Given problem: Gather all lines from the material that contain "name".

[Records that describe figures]
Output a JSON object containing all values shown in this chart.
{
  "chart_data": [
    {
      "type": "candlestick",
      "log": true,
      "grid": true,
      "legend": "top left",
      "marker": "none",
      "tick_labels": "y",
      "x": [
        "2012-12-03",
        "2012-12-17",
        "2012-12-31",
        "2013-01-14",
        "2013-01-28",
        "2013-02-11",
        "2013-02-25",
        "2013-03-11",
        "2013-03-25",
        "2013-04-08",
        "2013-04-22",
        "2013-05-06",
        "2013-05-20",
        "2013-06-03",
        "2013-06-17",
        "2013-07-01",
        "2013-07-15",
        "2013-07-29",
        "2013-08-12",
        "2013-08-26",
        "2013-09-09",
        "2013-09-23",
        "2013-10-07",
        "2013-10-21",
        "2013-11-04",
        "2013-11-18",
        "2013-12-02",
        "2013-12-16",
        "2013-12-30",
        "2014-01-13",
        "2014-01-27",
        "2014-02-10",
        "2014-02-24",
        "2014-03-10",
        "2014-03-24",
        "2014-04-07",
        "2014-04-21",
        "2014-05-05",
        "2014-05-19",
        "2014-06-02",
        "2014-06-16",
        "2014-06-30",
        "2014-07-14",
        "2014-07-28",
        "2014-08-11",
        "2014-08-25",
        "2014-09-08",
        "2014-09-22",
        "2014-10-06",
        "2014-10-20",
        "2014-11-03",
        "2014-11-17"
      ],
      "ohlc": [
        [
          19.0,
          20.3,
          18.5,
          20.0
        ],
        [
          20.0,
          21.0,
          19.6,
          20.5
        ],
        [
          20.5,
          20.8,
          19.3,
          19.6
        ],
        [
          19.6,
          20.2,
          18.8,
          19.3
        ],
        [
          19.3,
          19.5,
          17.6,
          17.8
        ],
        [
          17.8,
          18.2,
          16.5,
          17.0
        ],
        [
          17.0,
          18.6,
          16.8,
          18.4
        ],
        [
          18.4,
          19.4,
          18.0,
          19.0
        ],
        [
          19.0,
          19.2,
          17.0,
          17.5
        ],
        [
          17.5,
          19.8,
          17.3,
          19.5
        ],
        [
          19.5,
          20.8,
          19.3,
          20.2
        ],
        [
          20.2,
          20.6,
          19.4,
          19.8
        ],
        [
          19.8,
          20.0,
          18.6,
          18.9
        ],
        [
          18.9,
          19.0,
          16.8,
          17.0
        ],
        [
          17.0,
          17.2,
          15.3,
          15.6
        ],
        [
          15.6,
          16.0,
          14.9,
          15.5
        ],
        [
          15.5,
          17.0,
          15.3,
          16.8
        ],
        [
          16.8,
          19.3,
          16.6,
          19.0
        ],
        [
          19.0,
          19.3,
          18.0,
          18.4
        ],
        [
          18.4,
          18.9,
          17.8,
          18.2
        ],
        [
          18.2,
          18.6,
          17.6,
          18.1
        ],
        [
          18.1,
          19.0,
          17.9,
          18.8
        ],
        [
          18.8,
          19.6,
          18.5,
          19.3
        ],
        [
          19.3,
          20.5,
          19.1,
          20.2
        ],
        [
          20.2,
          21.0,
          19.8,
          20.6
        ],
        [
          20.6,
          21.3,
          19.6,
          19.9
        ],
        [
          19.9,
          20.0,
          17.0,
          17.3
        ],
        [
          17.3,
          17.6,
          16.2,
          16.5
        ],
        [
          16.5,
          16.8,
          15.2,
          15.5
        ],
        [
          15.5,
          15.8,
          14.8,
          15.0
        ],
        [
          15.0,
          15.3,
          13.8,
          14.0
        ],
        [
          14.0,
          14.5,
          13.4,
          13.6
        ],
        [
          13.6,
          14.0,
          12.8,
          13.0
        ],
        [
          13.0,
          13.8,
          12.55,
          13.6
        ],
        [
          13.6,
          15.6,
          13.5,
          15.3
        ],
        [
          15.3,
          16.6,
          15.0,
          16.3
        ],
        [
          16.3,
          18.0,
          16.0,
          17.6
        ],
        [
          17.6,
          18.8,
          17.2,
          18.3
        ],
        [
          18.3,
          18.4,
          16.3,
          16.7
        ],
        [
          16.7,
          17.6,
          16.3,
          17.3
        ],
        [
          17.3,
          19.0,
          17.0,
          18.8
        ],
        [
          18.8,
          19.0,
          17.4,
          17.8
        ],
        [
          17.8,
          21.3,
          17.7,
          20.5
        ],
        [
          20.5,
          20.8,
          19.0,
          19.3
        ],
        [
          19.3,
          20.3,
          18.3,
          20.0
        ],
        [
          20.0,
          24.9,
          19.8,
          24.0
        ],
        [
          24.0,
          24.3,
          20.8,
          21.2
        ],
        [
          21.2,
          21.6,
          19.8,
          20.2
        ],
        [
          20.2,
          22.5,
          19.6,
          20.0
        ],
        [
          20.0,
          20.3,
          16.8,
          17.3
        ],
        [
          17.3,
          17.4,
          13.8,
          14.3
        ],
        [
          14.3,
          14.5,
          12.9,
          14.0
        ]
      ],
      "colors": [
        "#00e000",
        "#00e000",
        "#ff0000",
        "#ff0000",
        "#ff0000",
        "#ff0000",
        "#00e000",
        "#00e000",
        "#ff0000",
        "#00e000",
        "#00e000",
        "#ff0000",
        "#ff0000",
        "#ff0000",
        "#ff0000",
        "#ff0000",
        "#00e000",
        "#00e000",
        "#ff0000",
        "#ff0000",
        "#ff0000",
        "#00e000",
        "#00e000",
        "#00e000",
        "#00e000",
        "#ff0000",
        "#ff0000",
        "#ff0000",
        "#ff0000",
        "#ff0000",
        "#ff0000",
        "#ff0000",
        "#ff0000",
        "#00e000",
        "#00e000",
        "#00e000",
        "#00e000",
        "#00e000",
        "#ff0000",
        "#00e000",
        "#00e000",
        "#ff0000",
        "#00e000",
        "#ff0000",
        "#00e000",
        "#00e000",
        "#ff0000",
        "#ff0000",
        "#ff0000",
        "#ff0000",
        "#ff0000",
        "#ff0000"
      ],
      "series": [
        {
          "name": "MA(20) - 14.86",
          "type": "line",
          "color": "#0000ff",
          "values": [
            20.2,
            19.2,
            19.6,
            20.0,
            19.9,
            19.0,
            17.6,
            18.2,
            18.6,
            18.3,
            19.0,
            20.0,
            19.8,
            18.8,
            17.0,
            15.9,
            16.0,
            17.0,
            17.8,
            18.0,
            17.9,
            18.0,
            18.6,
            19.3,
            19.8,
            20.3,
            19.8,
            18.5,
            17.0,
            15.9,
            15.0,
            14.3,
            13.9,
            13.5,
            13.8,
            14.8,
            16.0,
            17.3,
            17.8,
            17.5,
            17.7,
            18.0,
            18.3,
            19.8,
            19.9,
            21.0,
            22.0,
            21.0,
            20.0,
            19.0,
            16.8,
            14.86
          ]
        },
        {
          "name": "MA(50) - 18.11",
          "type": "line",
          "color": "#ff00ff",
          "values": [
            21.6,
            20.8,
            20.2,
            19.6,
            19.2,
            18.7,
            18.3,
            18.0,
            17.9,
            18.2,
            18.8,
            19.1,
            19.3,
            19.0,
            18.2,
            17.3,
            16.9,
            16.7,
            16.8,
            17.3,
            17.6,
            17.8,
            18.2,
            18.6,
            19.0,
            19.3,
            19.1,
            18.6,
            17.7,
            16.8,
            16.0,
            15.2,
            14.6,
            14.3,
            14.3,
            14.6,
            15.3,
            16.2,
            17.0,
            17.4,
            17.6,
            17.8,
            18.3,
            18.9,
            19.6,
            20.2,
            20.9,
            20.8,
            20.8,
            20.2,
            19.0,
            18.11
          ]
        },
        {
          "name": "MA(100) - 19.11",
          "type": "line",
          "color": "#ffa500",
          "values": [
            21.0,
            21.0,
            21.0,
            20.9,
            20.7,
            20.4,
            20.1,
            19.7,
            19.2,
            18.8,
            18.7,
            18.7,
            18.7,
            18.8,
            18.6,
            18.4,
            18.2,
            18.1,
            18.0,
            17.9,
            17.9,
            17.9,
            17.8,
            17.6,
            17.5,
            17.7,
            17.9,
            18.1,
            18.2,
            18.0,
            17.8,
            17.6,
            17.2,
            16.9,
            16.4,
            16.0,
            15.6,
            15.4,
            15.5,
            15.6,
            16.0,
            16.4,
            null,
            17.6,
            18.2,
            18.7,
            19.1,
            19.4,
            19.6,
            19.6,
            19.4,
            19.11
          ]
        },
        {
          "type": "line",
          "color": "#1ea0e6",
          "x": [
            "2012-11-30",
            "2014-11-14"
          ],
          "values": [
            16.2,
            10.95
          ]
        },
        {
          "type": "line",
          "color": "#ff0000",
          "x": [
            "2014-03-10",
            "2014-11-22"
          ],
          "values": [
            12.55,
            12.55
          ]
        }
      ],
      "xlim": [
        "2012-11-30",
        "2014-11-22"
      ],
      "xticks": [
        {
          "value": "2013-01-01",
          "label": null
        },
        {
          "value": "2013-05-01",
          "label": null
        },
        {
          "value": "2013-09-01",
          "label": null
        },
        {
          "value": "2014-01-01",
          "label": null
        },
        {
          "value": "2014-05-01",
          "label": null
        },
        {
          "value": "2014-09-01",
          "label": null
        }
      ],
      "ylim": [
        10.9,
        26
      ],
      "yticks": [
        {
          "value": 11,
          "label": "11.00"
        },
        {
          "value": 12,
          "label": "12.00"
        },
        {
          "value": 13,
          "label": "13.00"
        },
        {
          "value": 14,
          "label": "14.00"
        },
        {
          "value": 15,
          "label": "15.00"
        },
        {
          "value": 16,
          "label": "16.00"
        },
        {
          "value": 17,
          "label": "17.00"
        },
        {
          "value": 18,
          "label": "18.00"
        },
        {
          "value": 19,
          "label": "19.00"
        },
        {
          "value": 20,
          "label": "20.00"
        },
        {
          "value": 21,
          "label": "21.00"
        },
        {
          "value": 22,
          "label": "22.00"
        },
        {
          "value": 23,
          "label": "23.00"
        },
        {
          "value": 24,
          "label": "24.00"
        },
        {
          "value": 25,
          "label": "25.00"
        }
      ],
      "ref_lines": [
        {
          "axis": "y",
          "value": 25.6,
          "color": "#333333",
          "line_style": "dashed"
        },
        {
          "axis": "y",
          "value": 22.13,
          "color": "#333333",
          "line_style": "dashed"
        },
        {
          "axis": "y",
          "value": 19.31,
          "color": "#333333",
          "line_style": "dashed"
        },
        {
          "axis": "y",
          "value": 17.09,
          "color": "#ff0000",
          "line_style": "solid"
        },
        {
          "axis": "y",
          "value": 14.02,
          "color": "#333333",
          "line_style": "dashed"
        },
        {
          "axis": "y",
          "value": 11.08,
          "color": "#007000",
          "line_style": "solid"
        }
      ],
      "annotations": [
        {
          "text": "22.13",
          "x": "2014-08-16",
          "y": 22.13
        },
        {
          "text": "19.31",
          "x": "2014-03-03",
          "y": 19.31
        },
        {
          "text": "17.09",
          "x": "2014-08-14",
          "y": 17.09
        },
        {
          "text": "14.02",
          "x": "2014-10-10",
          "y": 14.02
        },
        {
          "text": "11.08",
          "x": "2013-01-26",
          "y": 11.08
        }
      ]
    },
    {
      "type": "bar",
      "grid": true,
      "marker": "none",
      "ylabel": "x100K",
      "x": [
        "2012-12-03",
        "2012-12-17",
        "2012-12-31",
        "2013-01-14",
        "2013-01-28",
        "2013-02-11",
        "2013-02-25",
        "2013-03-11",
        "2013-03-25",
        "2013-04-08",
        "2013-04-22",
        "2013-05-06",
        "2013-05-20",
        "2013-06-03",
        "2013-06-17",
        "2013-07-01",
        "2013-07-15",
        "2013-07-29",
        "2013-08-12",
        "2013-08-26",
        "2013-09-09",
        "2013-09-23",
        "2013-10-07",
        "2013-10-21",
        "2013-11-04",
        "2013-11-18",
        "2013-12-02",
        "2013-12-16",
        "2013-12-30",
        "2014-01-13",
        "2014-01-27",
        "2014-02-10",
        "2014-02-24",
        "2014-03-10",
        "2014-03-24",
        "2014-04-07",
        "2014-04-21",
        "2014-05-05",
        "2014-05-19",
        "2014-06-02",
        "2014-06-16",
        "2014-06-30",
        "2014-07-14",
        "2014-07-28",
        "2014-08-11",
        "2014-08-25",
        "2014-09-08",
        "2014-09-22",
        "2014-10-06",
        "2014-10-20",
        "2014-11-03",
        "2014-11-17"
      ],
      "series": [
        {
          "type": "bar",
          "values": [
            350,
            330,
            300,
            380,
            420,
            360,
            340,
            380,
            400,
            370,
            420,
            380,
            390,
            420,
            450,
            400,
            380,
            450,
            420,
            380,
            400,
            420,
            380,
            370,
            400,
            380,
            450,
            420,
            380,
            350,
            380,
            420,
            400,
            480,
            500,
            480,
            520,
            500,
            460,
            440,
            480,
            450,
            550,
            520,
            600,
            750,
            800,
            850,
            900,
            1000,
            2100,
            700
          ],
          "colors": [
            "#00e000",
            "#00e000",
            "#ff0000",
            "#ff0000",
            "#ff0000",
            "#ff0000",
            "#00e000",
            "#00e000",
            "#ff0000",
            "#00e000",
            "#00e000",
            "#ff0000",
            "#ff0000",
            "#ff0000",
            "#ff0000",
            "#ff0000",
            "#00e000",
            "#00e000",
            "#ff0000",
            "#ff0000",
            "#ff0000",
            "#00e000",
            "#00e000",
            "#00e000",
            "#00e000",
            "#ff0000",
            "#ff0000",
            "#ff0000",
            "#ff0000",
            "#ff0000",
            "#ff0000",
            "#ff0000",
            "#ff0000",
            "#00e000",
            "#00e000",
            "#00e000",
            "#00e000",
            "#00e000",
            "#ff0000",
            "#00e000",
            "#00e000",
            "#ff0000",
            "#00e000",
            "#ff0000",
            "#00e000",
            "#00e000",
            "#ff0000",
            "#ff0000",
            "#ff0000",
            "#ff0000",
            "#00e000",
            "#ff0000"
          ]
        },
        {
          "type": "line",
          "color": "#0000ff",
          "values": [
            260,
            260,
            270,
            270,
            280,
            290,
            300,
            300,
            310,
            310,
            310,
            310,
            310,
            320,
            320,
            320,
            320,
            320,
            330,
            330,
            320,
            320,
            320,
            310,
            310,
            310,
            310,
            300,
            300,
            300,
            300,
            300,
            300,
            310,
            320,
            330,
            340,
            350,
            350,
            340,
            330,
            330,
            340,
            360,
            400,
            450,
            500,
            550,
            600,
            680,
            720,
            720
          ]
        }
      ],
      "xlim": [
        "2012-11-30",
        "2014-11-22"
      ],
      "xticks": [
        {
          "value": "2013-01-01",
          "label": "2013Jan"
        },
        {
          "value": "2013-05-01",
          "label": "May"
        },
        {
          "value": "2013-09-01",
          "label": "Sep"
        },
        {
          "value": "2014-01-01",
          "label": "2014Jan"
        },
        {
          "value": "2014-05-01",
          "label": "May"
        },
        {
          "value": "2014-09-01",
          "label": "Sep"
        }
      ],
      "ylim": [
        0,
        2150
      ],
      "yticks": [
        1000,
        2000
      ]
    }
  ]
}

Task solution:
          "name": "MA(20) - 14.86",
          "name": "MA(50) - 18.11",
          "name": "MA(100) - 19.11",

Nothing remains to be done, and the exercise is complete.